[Figure record listings]
::::
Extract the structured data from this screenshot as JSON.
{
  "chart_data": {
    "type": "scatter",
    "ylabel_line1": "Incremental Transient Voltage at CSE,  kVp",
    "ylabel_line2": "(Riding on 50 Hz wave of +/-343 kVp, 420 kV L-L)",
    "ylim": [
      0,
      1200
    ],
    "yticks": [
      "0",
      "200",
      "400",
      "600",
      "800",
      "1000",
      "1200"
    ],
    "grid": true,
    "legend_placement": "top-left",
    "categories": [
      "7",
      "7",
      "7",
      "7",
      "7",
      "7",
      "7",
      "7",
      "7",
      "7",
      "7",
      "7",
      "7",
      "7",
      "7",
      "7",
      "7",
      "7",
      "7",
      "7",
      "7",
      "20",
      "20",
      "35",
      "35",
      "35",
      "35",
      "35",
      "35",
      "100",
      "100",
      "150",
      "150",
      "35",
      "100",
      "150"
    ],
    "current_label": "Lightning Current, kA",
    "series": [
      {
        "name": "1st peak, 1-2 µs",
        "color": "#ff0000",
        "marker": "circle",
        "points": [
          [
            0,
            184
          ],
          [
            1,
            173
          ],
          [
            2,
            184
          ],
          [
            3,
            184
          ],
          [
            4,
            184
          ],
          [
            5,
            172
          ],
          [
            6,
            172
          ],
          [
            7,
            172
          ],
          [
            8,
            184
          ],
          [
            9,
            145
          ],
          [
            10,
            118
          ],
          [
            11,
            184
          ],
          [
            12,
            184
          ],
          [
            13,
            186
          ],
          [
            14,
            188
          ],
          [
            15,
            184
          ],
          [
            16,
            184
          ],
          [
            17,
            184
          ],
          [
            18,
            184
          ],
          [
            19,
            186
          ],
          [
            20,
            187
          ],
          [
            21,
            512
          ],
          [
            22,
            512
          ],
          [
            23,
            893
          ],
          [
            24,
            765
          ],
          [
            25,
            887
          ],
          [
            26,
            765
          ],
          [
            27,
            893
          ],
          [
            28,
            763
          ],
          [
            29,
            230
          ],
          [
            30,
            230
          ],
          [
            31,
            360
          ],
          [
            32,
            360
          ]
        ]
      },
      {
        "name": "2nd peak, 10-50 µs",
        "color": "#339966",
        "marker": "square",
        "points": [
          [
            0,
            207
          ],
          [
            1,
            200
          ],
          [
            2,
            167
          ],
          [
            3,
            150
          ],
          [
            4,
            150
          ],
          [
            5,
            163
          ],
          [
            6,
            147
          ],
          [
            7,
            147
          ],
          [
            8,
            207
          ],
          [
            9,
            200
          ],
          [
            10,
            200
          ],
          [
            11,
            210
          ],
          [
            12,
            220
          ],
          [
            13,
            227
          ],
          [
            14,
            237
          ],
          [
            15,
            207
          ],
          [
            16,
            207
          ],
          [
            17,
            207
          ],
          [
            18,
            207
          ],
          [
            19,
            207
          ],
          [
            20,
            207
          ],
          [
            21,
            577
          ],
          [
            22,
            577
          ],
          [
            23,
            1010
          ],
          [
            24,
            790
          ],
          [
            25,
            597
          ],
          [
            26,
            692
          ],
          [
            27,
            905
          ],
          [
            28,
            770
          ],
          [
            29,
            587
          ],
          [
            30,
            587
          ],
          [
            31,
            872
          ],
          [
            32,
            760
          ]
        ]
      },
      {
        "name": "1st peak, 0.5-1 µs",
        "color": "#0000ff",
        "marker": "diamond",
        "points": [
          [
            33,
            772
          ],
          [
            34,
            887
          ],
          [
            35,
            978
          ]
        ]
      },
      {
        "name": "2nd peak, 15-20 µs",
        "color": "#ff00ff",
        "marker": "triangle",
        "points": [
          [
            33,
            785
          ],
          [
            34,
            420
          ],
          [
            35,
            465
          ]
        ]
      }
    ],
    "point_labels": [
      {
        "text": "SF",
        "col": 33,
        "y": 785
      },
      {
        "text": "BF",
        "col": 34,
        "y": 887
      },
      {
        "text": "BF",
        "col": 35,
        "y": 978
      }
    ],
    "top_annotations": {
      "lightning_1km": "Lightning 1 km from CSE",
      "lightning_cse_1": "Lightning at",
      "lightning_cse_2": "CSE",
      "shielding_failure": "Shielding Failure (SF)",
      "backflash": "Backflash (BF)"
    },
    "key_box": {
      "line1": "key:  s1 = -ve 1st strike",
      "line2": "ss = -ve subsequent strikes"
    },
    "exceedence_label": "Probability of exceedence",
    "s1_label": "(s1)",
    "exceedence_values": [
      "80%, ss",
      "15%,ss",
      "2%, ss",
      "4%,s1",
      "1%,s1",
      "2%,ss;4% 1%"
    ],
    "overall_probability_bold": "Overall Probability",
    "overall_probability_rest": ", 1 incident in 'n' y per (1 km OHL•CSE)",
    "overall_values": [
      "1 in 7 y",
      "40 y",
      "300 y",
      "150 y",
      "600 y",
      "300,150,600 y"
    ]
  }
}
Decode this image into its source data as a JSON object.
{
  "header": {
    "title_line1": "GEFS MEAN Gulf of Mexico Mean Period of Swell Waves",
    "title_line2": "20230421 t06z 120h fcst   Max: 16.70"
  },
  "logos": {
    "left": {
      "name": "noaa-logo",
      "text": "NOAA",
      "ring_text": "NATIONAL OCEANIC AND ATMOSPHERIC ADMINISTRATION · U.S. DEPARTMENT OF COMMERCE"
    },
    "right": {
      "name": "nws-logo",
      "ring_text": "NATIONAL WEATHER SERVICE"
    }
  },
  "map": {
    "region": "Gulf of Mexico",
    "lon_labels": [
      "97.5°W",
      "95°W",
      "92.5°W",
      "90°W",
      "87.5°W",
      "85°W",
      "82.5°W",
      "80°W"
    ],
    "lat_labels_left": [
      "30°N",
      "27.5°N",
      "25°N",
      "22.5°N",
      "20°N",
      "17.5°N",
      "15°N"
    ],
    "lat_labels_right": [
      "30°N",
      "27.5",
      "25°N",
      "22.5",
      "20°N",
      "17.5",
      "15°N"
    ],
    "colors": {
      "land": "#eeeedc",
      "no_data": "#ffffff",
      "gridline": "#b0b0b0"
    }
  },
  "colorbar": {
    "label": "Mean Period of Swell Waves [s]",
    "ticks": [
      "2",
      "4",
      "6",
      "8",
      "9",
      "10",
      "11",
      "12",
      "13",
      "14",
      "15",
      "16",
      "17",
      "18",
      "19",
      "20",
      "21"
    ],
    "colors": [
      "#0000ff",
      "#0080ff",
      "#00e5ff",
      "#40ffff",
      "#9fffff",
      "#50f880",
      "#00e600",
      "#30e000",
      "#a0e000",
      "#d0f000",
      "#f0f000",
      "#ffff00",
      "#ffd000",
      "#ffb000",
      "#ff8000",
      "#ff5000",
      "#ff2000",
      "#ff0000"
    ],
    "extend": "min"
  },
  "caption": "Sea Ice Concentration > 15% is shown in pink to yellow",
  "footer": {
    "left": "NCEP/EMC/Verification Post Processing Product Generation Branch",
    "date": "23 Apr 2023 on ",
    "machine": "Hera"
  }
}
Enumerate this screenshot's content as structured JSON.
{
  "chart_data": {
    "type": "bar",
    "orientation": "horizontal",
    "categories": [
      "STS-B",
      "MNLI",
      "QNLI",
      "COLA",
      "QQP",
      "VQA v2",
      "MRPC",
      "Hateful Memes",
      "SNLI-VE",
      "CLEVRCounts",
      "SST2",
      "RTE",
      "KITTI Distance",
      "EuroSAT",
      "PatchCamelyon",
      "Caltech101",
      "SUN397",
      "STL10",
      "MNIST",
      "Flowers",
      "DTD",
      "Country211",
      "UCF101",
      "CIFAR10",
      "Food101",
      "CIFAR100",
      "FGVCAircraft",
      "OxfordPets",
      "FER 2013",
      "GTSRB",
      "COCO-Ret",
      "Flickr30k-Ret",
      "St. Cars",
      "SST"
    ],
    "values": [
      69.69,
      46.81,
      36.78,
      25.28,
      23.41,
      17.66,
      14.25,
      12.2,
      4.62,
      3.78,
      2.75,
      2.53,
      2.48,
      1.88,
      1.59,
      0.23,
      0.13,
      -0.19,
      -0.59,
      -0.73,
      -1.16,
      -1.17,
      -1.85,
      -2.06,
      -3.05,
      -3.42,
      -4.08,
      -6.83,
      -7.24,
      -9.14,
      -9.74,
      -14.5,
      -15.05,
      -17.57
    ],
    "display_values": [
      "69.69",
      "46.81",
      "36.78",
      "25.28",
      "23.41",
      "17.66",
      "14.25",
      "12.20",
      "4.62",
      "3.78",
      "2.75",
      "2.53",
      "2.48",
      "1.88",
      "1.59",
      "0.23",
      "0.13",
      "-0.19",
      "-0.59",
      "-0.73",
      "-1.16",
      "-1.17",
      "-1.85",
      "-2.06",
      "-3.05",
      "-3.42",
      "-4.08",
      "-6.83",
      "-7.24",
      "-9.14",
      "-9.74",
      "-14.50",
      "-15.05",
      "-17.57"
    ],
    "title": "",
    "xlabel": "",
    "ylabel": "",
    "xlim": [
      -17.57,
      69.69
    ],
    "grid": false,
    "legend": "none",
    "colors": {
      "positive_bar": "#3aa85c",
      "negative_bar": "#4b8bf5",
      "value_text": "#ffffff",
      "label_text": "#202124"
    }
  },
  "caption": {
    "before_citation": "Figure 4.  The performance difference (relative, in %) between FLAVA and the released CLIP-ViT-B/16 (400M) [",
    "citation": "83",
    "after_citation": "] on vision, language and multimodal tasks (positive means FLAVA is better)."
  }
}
::::
For the listing above, identify each line bearing "Mexico".

    "title_line1": "GEFS MEAN Gulf of Mexico Mean Period of Swell Waves",
    "region": "Gulf of Mexico",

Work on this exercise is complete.